=== 出題内容 a ===
海洋ゴミ問題についての記事のうち、「Photo/Junji Kumano 左、代表理事の小池氏」から「いプラスチックがこんなに」。」までの箇所を一字一句そのまま打ち直してください。

サーフアンドシーが目指す、海洋プラスチック・ゼロ

Photo/Junji Kumano 左、代表理事の小池氏 右、ホームビーチのビーチクリーンに参加したオリンピック日本代表 松田詩野

海を身近に感じ、文字通りサーフィンライフを送る私たちにとっても無視できないトピック“海洋ゴミ問題” 。サーフィンに行く際に砂浜で足元を見ると残念ながら必ずごみが目に入ってくる。 NPO法人〈サーフアンドシー〉は、全国でビーチクリーン等を行っている団体。発足前からSDGs意識の高い多くのブランド&企業と組んでビーチクリーンをしてきた。今回、湘南・ 茅ヶ崎で開かれたビーチクリーンイベントの際に活動の経緯や背景について代表理事の小池秀美さんに話を聞いた。

Photo/Junji Kumano


きっかけは、ビーチに溢れるゴミ

理事の須田那月(左)と大原沙莉(右)

「パッと見ると綺麗なビーチだと思いますよね。でもよく見るとほら、細かいプラスチックがこんなに」。

=== 記録一覧 ===
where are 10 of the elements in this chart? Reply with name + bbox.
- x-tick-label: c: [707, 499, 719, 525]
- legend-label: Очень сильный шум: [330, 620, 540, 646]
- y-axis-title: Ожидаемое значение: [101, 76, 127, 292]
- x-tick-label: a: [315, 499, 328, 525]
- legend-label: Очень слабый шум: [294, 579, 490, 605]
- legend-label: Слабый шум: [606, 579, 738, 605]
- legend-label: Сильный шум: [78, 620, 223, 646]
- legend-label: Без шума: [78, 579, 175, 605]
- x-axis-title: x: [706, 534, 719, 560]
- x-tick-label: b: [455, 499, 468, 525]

=== 出題内容 b ===
記録のすべての行で「legend-label」を「legend-text」に置き換え、それ以外は変えずに書き直してください。

=== 解答例 a ===
Photo/Junji Kumano 左、代表理事の小池氏 右、ホームビーチのビーチクリーンに参加したオリンピック日本代表 松田詩野

海を身近に感じ、文字通りサーフィンライフを送る私たちにとっても無視できないトピック“海洋ゴミ問題” 。サーフィンに行く際に砂浜で足元を見ると残念ながら必ずごみが目に入ってくる。 NPO法人〈サーフアンドシー〉は、全国でビーチクリーン等を行っている団体。発足前からSDGs意識の高い多くのブランド&企業と組んでビーチクリーンをしてきた。今回、湘南・ 茅ヶ崎で開かれたビーチクリーンイベントの際に活動の経緯や背景について代表理事の小池秀美さんに話を聞いた。

Photo/Junji Kumano


きっかけは、ビーチに溢れるゴミ

理事の須田那月(左)と大原沙莉(右)

「パッと見ると綺麗なビーチだと思いますよね。でもよく見るとほら、細かいプラスチックがこんなに」。

=== 解答例 b ===
where are 10 of the elements in this chart? Reply with name + bbox.
- x-tick-label: c: [707, 499, 719, 525]
- legend-text: Очень сильный шум: [330, 620, 540, 646]
- y-axis-title: Ожидаемое значение: [101, 76, 127, 292]
- x-tick-label: a: [315, 499, 328, 525]
- legend-text: Очень слабый шум: [294, 579, 490, 605]
- legend-text: Слабый шум: [606, 579, 738, 605]
- legend-text: Сильный шум: [78, 620, 223, 646]
- legend-text: Без шума: [78, 579, 175, 605]
- x-axis-title: x: [706, 534, 719, 560]
- x-tick-label: b: [455, 499, 468, 525]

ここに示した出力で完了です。